- Job: Restate the listing below word for word, omitting any images.

- Information provided:
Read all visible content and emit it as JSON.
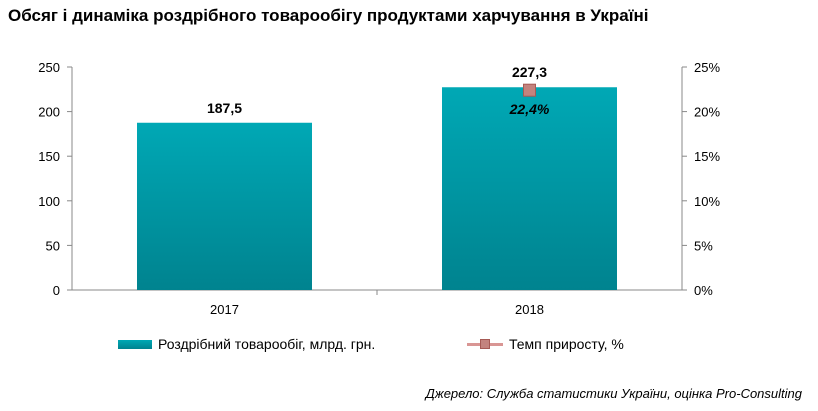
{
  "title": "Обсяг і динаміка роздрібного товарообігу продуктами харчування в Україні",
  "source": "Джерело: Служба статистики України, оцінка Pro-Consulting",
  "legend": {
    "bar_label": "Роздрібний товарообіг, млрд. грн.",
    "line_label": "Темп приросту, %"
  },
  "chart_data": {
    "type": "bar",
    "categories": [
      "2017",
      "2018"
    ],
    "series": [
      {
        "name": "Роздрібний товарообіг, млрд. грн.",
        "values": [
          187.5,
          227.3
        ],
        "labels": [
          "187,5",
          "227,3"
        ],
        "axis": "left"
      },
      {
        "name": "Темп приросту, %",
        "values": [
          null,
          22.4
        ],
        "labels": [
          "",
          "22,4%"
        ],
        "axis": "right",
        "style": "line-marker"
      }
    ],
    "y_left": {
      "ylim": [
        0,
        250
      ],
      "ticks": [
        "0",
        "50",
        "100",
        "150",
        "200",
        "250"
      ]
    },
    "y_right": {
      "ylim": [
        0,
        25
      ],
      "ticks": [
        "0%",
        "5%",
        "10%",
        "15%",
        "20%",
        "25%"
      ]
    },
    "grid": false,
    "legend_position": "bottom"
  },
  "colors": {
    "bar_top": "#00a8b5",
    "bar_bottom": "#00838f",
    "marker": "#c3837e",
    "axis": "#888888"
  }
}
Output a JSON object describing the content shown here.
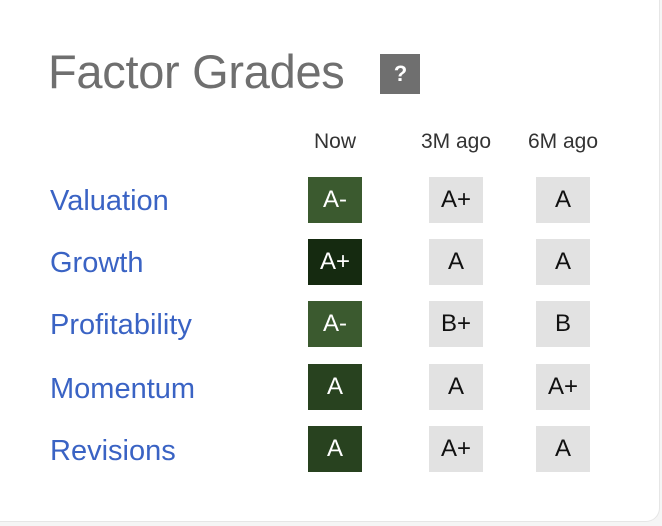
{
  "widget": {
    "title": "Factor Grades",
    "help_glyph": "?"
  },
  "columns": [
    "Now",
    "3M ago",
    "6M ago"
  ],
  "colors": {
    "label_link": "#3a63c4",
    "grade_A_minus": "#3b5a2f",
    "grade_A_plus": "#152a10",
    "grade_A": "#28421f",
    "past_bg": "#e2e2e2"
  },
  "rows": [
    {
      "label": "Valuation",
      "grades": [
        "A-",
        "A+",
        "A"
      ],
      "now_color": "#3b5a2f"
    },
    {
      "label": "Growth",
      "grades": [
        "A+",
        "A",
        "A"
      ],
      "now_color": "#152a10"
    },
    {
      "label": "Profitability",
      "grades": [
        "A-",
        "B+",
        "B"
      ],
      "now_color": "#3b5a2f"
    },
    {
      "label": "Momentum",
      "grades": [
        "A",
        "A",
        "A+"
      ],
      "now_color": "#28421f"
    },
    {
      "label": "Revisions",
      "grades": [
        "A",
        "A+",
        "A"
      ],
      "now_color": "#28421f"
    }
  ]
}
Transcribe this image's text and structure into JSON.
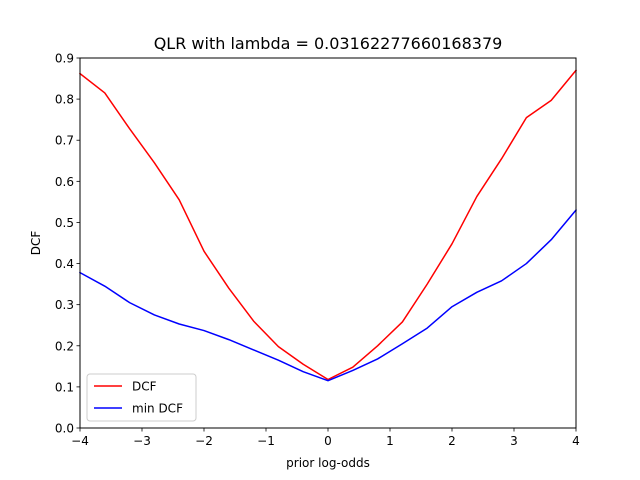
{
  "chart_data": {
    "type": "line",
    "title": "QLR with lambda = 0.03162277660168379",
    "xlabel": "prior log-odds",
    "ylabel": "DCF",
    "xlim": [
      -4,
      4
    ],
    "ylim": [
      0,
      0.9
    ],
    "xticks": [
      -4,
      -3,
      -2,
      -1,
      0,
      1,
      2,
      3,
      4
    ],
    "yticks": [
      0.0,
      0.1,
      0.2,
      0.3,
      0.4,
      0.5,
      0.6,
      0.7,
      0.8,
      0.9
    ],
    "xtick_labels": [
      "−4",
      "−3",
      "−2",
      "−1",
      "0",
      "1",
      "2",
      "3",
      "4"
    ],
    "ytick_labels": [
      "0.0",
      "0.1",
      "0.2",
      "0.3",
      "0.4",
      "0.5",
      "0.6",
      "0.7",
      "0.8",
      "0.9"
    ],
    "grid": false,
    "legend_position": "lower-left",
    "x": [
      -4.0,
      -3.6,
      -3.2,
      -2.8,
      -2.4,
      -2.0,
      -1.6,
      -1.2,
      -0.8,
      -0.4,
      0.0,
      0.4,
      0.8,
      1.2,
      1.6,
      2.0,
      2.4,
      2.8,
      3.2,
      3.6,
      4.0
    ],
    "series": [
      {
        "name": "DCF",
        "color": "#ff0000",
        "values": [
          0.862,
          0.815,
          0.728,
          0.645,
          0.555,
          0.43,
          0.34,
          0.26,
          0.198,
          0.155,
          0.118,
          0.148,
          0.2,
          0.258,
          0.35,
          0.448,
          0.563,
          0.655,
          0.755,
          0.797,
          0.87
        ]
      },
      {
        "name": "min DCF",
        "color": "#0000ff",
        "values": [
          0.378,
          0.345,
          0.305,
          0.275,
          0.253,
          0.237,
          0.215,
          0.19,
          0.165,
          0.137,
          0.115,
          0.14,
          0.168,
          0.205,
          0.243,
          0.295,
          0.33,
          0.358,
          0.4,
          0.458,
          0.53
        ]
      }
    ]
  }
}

- Task solution:
Read all visible content and emit it as JSON.
{
  "title": "Обсяг і динаміка роздрібного товарообігу продуктами харчування в Україні",
  "source": "Джерело: Служба статистики України, оцінка Pro-Consulting",
  "legend": {
    "bar_label": "Роздрібний товарообіг, млрд. грн.",
    "line_label": "Темп приросту, %"
  },
  "chart_data": {
    "type": "bar",
    "categories": [
      "2017",
      "2018"
    ],
    "series": [
      {
        "name": "Роздрібний товарообіг, млрд. грн.",
        "values": [
          187.5,
          227.3
        ],
        "labels": [
          "187,5",
          "227,3"
        ],
        "axis": "left"
      },
      {
        "name": "Темп приросту, %",
        "values": [
          null,
          22.4
        ],
        "labels": [
          "",
          "22,4%"
        ],
        "axis": "right",
        "style": "line-marker"
      }
    ],
    "y_left": {
      "ylim": [
        0,
        250
      ],
      "ticks": [
        "0",
        "50",
        "100",
        "150",
        "200",
        "250"
      ]
    },
    "y_right": {
      "ylim": [
        0,
        25
      ],
      "ticks": [
        "0%",
        "5%",
        "10%",
        "15%",
        "20%",
        "25%"
      ]
    },
    "grid": false,
    "legend_position": "bottom"
  },
  "colors": {
    "bar_top": "#00a8b5",
    "bar_bottom": "#00838f",
    "marker": "#c3837e",
    "axis": "#888888"
  }
}
Output a JSON object describing the content shown here.
{
  "widget": {
    "title": "Factor Grades",
    "help_glyph": "?"
  },
  "columns": [
    "Now",
    "3M ago",
    "6M ago"
  ],
  "colors": {
    "label_link": "#3a63c4",
    "grade_A_minus": "#3b5a2f",
    "grade_A_plus": "#152a10",
    "grade_A": "#28421f",
    "past_bg": "#e2e2e2"
  },
  "rows": [
    {
      "label": "Valuation",
      "grades": [
        "A-",
        "A+",
        "A"
      ],
      "now_color": "#3b5a2f"
    },
    {
      "label": "Growth",
      "grades": [
        "A+",
        "A",
        "A"
      ],
      "now_color": "#152a10"
    },
    {
      "label": "Profitability",
      "grades": [
        "A-",
        "B+",
        "B"
      ],
      "now_color": "#3b5a2f"
    },
    {
      "label": "Momentum",
      "grades": [
        "A",
        "A",
        "A+"
      ],
      "now_color": "#28421f"
    },
    {
      "label": "Revisions",
      "grades": [
        "A",
        "A+",
        "A"
      ],
      "now_color": "#28421f"
    }
  ]
}
Transcribe this image's text and structure into JSON.
{
  "chart_data": {
    "type": "line",
    "title": "QLR with lambda = 0.03162277660168379",
    "xlabel": "prior log-odds",
    "ylabel": "DCF",
    "xlim": [
      -4,
      4
    ],
    "ylim": [
      0,
      0.9
    ],
    "xticks": [
      -4,
      -3,
      -2,
      -1,
      0,
      1,
      2,
      3,
      4
    ],
    "yticks": [
      0.0,
      0.1,
      0.2,
      0.3,
      0.4,
      0.5,
      0.6,
      0.7,
      0.8,
      0.9
    ],
    "xtick_labels": [
      "−4",
      "−3",
      "−2",
      "−1",
      "0",
      "1",
      "2",
      "3",
      "4"
    ],
    "ytick_labels": [
      "0.0",
      "0.1",
      "0.2",
      "0.3",
      "0.4",
      "0.5",
      "0.6",
      "0.7",
      "0.8",
      "0.9"
    ],
    "grid": false,
    "legend_position": "lower-left",
    "x": [
      -4.0,
      -3.6,
      -3.2,
      -2.8,
      -2.4,
      -2.0,
      -1.6,
      -1.2,
      -0.8,
      -0.4,
      0.0,
      0.4,
      0.8,
      1.2,
      1.6,
      2.0,
      2.4,
      2.8,
      3.2,
      3.6,
      4.0
    ],
    "series": [
      {
        "name": "DCF",
        "color": "#ff0000",
        "values": [
          0.862,
          0.815,
          0.728,
          0.645,
          0.555,
          0.43,
          0.34,
          0.26,
          0.198,
          0.155,
          0.118,
          0.148,
          0.2,
          0.258,
          0.35,
          0.448,
          0.563,
          0.655,
          0.755,
          0.797,
          0.87
        ]
      },
      {
        "name": "min DCF",
        "color": "#0000ff",
        "values": [
          0.378,
          0.345,
          0.305,
          0.275,
          0.253,
          0.237,
          0.215,
          0.19,
          0.165,
          0.137,
          0.115,
          0.14,
          0.168,
          0.205,
          0.243,
          0.295,
          0.33,
          0.358,
          0.4,
          0.458,
          0.53
        ]
      }
    ]
  }
}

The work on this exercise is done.